**Exercise**
Provide the number of lines containing the word "изложить", and nothing else.

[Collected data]

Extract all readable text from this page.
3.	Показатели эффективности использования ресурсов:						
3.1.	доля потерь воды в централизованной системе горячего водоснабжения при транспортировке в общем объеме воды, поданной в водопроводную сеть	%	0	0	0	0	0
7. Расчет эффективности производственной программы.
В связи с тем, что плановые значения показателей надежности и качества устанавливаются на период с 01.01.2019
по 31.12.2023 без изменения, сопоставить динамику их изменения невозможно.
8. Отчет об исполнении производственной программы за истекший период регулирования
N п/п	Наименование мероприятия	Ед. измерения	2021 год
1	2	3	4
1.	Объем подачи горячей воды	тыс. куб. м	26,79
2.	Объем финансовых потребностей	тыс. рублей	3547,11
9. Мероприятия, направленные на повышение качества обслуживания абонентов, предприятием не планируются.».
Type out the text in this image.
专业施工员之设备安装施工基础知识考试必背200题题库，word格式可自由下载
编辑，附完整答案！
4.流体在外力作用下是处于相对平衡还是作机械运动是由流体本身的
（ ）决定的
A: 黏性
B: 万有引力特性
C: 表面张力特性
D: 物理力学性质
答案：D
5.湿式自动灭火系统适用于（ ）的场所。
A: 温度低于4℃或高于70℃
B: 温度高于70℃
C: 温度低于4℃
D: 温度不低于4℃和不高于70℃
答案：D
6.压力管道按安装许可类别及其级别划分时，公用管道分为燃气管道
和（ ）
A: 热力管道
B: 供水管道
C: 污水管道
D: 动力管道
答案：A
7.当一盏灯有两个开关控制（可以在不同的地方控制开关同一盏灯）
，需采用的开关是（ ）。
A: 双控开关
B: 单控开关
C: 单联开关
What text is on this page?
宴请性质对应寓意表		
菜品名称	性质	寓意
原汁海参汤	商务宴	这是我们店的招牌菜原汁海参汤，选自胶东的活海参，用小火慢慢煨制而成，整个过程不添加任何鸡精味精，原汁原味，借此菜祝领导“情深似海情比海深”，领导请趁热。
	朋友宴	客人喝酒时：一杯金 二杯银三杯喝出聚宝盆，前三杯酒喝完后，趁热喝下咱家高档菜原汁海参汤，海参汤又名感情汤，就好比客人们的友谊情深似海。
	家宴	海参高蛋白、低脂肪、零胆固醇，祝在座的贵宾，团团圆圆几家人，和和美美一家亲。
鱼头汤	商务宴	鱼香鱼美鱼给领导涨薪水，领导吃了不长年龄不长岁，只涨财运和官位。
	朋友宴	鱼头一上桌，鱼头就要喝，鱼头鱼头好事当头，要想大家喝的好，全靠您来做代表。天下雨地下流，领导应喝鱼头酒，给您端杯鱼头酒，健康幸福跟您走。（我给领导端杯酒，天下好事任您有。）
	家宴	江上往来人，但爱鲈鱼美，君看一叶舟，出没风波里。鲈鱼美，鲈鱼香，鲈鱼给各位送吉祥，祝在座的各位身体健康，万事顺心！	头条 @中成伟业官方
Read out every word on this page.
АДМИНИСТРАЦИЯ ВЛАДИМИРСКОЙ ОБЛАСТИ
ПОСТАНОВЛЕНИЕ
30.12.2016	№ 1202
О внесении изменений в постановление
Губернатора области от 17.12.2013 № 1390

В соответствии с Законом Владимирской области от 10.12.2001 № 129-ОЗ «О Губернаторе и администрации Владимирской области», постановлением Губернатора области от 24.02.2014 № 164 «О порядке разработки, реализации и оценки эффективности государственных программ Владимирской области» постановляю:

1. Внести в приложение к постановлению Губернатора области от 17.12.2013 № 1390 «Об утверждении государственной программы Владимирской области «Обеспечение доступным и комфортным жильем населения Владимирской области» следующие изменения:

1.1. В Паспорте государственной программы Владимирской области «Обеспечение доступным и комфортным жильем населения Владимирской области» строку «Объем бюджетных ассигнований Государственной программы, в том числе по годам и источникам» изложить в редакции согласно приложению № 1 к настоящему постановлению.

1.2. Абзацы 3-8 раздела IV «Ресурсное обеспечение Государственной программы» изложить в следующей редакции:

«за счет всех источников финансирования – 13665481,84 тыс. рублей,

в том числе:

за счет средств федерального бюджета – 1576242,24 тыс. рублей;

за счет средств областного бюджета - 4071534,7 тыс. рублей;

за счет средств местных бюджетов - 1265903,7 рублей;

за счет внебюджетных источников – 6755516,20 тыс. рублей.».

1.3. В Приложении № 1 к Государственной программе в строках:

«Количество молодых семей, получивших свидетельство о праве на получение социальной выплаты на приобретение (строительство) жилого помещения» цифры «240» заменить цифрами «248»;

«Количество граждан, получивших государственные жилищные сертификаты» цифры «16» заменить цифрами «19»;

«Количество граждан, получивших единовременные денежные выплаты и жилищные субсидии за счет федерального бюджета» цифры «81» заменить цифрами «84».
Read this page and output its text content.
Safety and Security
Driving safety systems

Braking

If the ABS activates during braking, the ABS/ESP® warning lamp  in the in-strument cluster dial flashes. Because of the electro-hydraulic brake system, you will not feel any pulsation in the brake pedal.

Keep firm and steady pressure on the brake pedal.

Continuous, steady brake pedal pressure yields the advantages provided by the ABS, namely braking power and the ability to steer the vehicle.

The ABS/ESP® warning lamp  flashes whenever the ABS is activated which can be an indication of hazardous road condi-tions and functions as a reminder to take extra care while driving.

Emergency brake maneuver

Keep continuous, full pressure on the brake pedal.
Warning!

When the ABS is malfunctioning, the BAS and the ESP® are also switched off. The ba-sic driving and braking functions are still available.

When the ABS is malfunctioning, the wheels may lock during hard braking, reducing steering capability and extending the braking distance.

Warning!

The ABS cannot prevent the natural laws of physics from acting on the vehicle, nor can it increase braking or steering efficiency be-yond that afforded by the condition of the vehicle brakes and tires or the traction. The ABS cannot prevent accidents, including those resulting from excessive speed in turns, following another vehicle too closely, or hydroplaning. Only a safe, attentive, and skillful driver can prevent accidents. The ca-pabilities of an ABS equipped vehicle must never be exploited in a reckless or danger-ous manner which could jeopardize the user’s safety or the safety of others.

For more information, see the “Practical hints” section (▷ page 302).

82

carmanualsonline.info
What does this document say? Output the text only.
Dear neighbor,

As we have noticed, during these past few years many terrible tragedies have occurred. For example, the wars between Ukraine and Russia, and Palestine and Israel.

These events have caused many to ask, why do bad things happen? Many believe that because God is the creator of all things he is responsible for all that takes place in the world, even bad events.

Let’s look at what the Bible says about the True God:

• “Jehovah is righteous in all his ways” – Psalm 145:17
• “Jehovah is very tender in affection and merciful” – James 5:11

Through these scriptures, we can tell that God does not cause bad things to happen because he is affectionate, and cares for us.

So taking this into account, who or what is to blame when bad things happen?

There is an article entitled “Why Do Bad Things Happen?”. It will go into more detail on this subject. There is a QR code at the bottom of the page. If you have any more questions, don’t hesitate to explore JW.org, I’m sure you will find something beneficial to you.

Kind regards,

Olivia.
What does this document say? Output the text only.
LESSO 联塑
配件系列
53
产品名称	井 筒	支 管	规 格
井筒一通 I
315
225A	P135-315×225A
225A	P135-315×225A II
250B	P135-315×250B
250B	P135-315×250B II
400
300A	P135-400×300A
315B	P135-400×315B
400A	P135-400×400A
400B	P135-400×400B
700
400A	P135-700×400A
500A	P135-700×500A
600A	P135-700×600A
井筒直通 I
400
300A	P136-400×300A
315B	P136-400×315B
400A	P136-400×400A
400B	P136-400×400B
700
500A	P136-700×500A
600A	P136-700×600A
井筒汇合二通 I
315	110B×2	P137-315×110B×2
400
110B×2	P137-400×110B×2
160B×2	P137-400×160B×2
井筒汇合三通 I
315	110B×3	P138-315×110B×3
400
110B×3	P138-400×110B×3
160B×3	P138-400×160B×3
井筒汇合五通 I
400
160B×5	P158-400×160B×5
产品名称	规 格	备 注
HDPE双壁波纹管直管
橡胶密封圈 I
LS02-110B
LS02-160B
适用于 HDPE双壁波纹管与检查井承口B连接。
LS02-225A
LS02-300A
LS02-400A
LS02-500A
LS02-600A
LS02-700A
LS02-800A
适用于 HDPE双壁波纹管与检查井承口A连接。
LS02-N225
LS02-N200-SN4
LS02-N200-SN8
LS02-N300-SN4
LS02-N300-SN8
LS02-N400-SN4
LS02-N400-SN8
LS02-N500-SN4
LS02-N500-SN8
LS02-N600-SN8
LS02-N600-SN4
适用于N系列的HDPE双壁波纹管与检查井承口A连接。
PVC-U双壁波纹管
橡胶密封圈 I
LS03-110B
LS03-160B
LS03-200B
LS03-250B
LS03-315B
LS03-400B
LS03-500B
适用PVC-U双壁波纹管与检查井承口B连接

**Solution for this problem**
2